> _Work instructions_:
Your task is to copy the listing exactly. Drop any pictures from the copy.

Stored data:
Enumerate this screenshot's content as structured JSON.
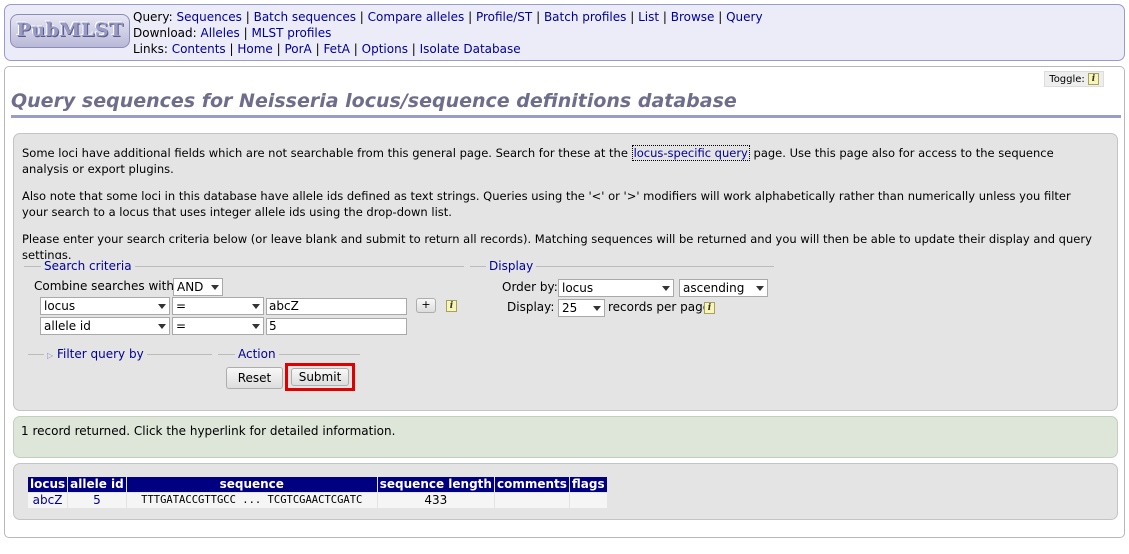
{
  "header": {
    "logo_text": "PubMLST",
    "query_label": "Query:",
    "query_links": [
      "Sequences",
      "Batch sequences",
      "Compare alleles",
      "Profile/ST",
      "Batch profiles",
      "List",
      "Browse",
      "Query"
    ],
    "download_label": "Download:",
    "download_links": [
      "Alleles",
      "MLST profiles"
    ],
    "links_label": "Links:",
    "links_links": [
      "Contents",
      "Home",
      "PorA",
      "FetA",
      "Options",
      "Isolate Database"
    ]
  },
  "toggle": {
    "label": "Toggle:",
    "icon": "info-icon"
  },
  "page_title": "Query sequences for Neisseria locus/sequence definitions database",
  "intro": {
    "p1_before": "Some loci have additional fields which are not searchable from this general page. Search for these at the ",
    "p1_link": "locus-specific query",
    "p1_after": " page. Use this page also for access to the sequence analysis or export plugins.",
    "p2": "Also note that some loci in this database have allele ids defined as text strings. Queries using the '<' or '>' modifiers will work alphabetically rather than numerically unless you filter your search to a locus that uses integer allele ids using the drop-down list.",
    "p3": "Please enter your search criteria below (or leave blank and submit to return all records). Matching sequences will be returned and you will then be able to update their display and query settings."
  },
  "search_criteria": {
    "legend": "Search criteria",
    "combine_label": "Combine searches with:",
    "combine_value": "AND",
    "rows": [
      {
        "field": "locus",
        "operator": "=",
        "value": "abcZ"
      },
      {
        "field": "allele id",
        "operator": "=",
        "value": "5"
      }
    ],
    "add_button": "+"
  },
  "display": {
    "legend": "Display",
    "order_label": "Order by:",
    "order_value": "locus",
    "direction_value": "ascending",
    "display_label": "Display:",
    "display_value": "25",
    "per_page_label": "records per page"
  },
  "filter": {
    "legend": "Filter query by"
  },
  "action": {
    "legend": "Action",
    "reset_label": "Reset",
    "submit_label": "Submit"
  },
  "result_message": "1 record returned. Click the hyperlink for detailed information.",
  "results_table": {
    "headers": [
      "locus",
      "allele id",
      "sequence",
      "sequence length",
      "comments",
      "flags"
    ],
    "rows": [
      {
        "locus": "abcZ",
        "allele_id": "5",
        "sequence": "TTTGATACCGTTGCC ... TCGTCGAACTCGATC",
        "length": "433",
        "comments": "",
        "flags": ""
      }
    ]
  },
  "colors": {
    "header_bg": "#ecebf8",
    "link": "#000099",
    "table_header": "#000080",
    "submit_highlight": "#e00000"
  }
}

> _Result_:
Enumerate this screenshot's content as structured JSON.
{
  "header": {
    "logo_text": "PubMLST",
    "query_label": "Query:",
    "query_links": [
      "Sequences",
      "Batch sequences",
      "Compare alleles",
      "Profile/ST",
      "Batch profiles",
      "List",
      "Browse",
      "Query"
    ],
    "download_label": "Download:",
    "download_links": [
      "Alleles",
      "MLST profiles"
    ],
    "links_label": "Links:",
    "links_links": [
      "Contents",
      "Home",
      "PorA",
      "FetA",
      "Options",
      "Isolate Database"
    ]
  },
  "toggle": {
    "label": "Toggle:",
    "icon": "info-icon"
  },
  "page_title": "Query sequences for Neisseria locus/sequence definitions database",
  "intro": {
    "p1_before": "Some loci have additional fields which are not searchable from this general page. Search for these at the ",
    "p1_link": "locus-specific query",
    "p1_after": " page. Use this page also for access to the sequence analysis or export plugins.",
    "p2": "Also note that some loci in this database have allele ids defined as text strings. Queries using the '<' or '>' modifiers will work alphabetically rather than numerically unless you filter your search to a locus that uses integer allele ids using the drop-down list.",
    "p3": "Please enter your search criteria below (or leave blank and submit to return all records). Matching sequences will be returned and you will then be able to update their display and query settings."
  },
  "search_criteria": {
    "legend": "Search criteria",
    "combine_label": "Combine searches with:",
    "combine_value": "AND",
    "rows": [
      {
        "field": "locus",
        "operator": "=",
        "value": "abcZ"
      },
      {
        "field": "allele id",
        "operator": "=",
        "value": "5"
      }
    ],
    "add_button": "+"
  },
  "display": {
    "legend": "Display",
    "order_label": "Order by:",
    "order_value": "locus",
    "direction_value": "ascending",
    "display_label": "Display:",
    "display_value": "25",
    "per_page_label": "records per page"
  },
  "filter": {
    "legend": "Filter query by"
  },
  "action": {
    "legend": "Action",
    "reset_label": "Reset",
    "submit_label": "Submit"
  },
  "result_message": "1 record returned. Click the hyperlink for detailed information.",
  "results_table": {
    "headers": [
      "locus",
      "allele id",
      "sequence",
      "sequence length",
      "comments",
      "flags"
    ],
    "rows": [
      {
        "locus": "abcZ",
        "allele_id": "5",
        "sequence": "TTTGATACCGTTGCC ... TCGTCGAACTCGATC",
        "length": "433",
        "comments": "",
        "flags": ""
      }
    ]
  },
  "colors": {
    "header_bg": "#ecebf8",
    "link": "#000099",
    "table_header": "#000080",
    "submit_highlight": "#e00000"
  }
}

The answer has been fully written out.